# [DATA PROVIDED]
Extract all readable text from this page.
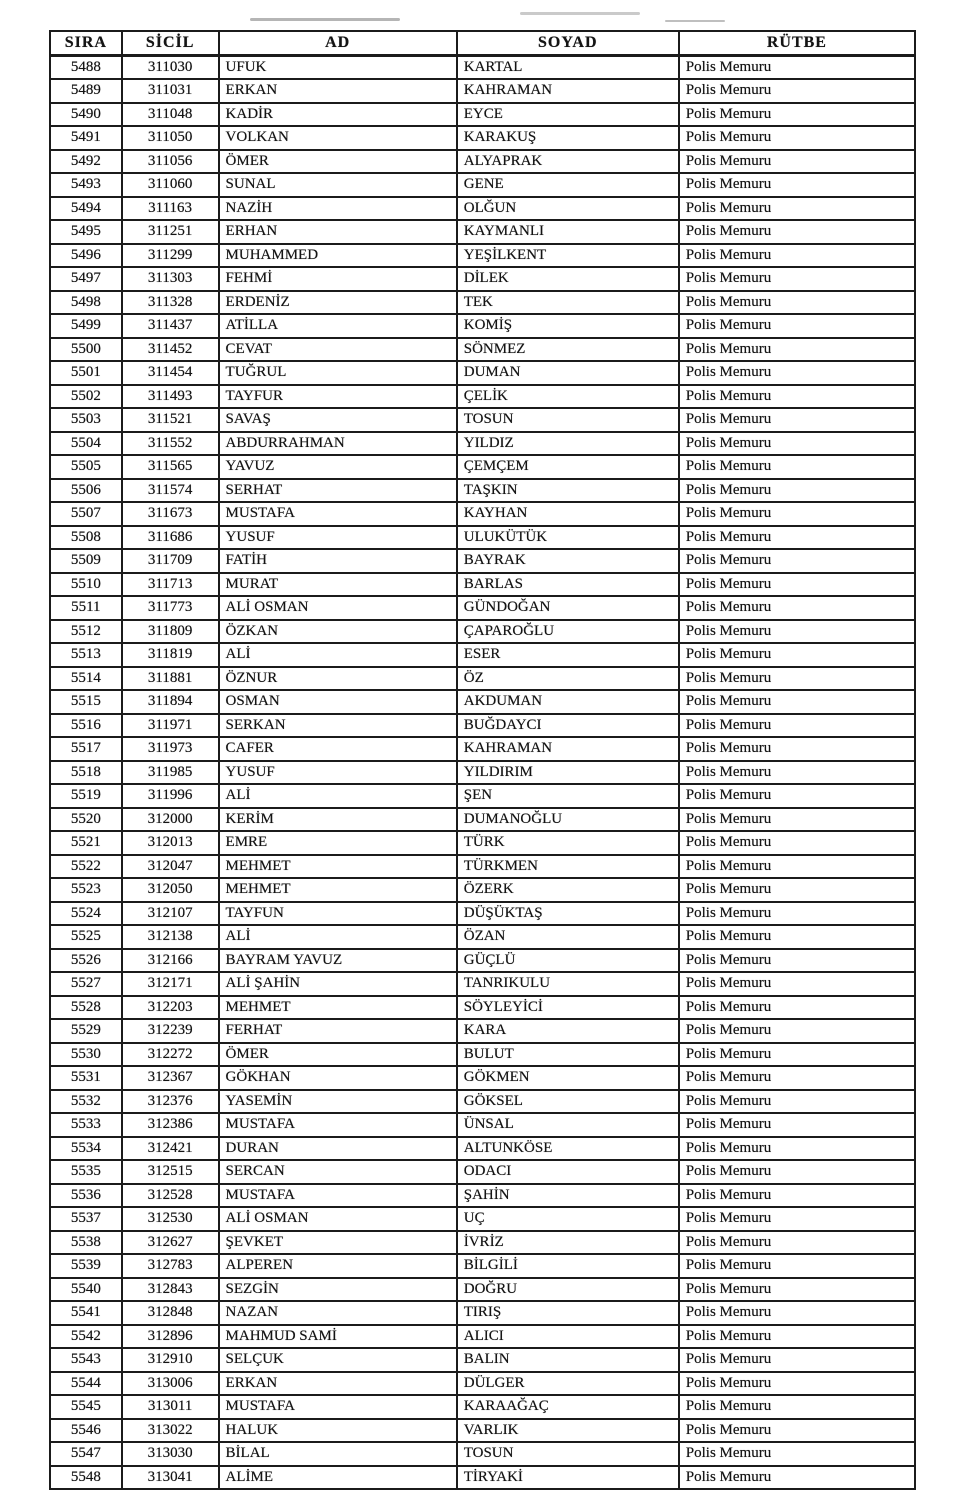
SIRA	SİCİL	AD	SOYAD	RÜTBE
5488	311030	UFUK	KARTAL	Polis Memuru
5489	311031	ERKAN	KAHRAMAN	Polis Memuru
5490	311048	KADİR	EYCE	Polis Memuru
5491	311050	VOLKAN	KARAKUŞ	Polis Memuru
5492	311056	ÖMER	ALYAPRAK	Polis Memuru
5493	311060	SUNAL	GENE	Polis Memuru
5494	311163	NAZİH	OLĞUN	Polis Memuru
5495	311251	ERHAN	KAYMANLI	Polis Memuru
5496	311299	MUHAMMED	YEŞİLKENT	Polis Memuru
5497	311303	FEHMİ	DİLEK	Polis Memuru
5498	311328	ERDENİZ	TEK	Polis Memuru
5499	311437	ATİLLA	KOMİŞ	Polis Memuru
5500	311452	CEVAT	SÖNMEZ	Polis Memuru
5501	311454	TUĞRUL	DUMAN	Polis Memuru
5502	311493	TAYFUR	ÇELİK	Polis Memuru
5503	311521	SAVAŞ	TOSUN	Polis Memuru
5504	311552	ABDURRAHMAN	YILDIZ	Polis Memuru
5505	311565	YAVUZ	ÇEMÇEM	Polis Memuru
5506	311574	SERHAT	TAŞKIN	Polis Memuru
5507	311673	MUSTAFA	KAYHAN	Polis Memuru
5508	311686	YUSUF	ULUKÜTÜK	Polis Memuru
5509	311709	FATİH	BAYRAK	Polis Memuru
5510	311713	MURAT	BARLAS	Polis Memuru
5511	311773	ALİ OSMAN	GÜNDOĞAN	Polis Memuru
5512	311809	ÖZKAN	ÇAPAROĞLU	Polis Memuru
5513	311819	ALİ	ESER	Polis Memuru
5514	311881	ÖZNUR	ÖZ	Polis Memuru
5515	311894	OSMAN	AKDUMAN	Polis Memuru
5516	311971	SERKAN	BUĞDAYCI	Polis Memuru
5517	311973	CAFER	KAHRAMAN	Polis Memuru
5518	311985	YUSUF	YILDIRIM	Polis Memuru
5519	311996	ALİ	ŞEN	Polis Memuru
5520	312000	KERİM	DUMANOĞLU	Polis Memuru
5521	312013	EMRE	TÜRK	Polis Memuru
5522	312047	MEHMET	TÜRKMEN	Polis Memuru
5523	312050	MEHMET	ÖZERK	Polis Memuru
5524	312107	TAYFUN	DÜŞÜKTAŞ	Polis Memuru
5525	312138	ALİ	ÖZAN	Polis Memuru
5526	312166	BAYRAM YAVUZ	GÜÇLÜ	Polis Memuru
5527	312171	ALİ ŞAHİN	TANRIKULU	Polis Memuru
5528	312203	MEHMET	SÖYLEYİCİ	Polis Memuru
5529	312239	FERHAT	KARA	Polis Memuru
5530	312272	ÖMER	BULUT	Polis Memuru
5531	312367	GÖKHAN	GÖKMEN	Polis Memuru
5532	312376	YASEMİN	GÖKSEL	Polis Memuru
5533	312386	MUSTAFA	ÜNSAL	Polis Memuru
5534	312421	DURAN	ALTUNKÖSE	Polis Memuru
5535	312515	SERCAN	ODACI	Polis Memuru
5536	312528	MUSTAFA	ŞAHİN	Polis Memuru
5537	312530	ALİ OSMAN	UÇ	Polis Memuru
5538	312627	ŞEVKET	İVRİZ	Polis Memuru
5539	312783	ALPEREN	BİLGİLİ	Polis Memuru
5540	312843	SEZGİN	DOĞRU	Polis Memuru
5541	312848	NAZAN	TIRIŞ	Polis Memuru
5542	312896	MAHMUD SAMİ	ALICI	Polis Memuru
5543	312910	SELÇUK	BALIN	Polis Memuru
5544	313006	ERKAN	DÜLGER	Polis Memuru
5545	313011	MUSTAFA	KARAAĞAÇ	Polis Memuru
5546	313022	HALUK	VARLIK	Polis Memuru
5547	313030	BİLAL	TOSUN	Polis Memuru
5548	313041	ALİME	TİRYAKİ	Polis Memuru
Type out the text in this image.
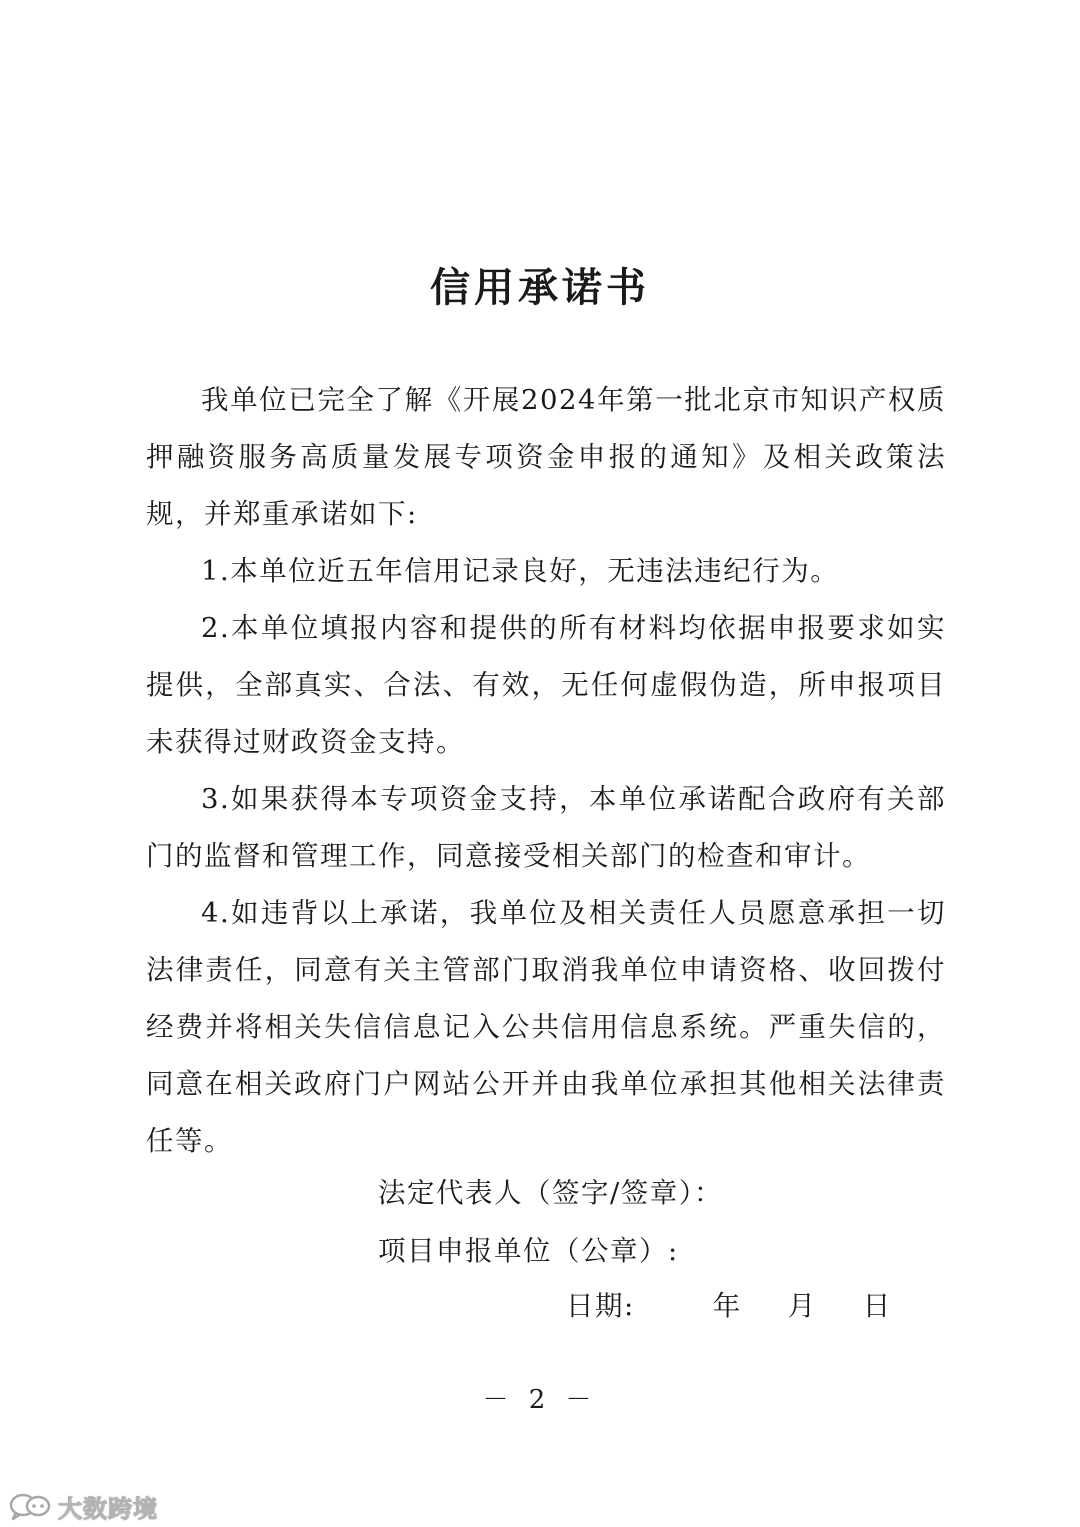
信用承诺书

我单位已完全了解《开展2024年第一批北京市知识产权质押融资服务高质量发展专项资金申报的通知》及相关政策法规，并郑重承诺如下:

1.本单位近五年信用记录良好，无违法违纪行为。

2.本单位填报内容和提供的所有材料均依据申报要求如实提供，全部真实、合法、有效，无任何虚假伪造，所申报项目未获得过财政资金支持。

3.如果获得本专项资金支持，本单位承诺配合政府有关部门的监督和管理工作，同意接受相关部门的检查和审计。

4.如违背以上承诺，我单位及相关责任人员愿意承担一切法律责任，同意有关主管部门取消我单位申请资格、收回拨付经费并将相关失信信息记入公共信用信息系统。严重失信的，同意在相关政府门户网站公开并由我单位承担其他相关法律责任等。

法定代表人（签字/签章）：

项目申报单位（公章）:

日期:	年 月 日
－ 2 －
大数跨境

# [SHORT TASK]
Find the lines of the material that hold the word "this" and report their count alone.

# [EXERCISE RESPONSE]
2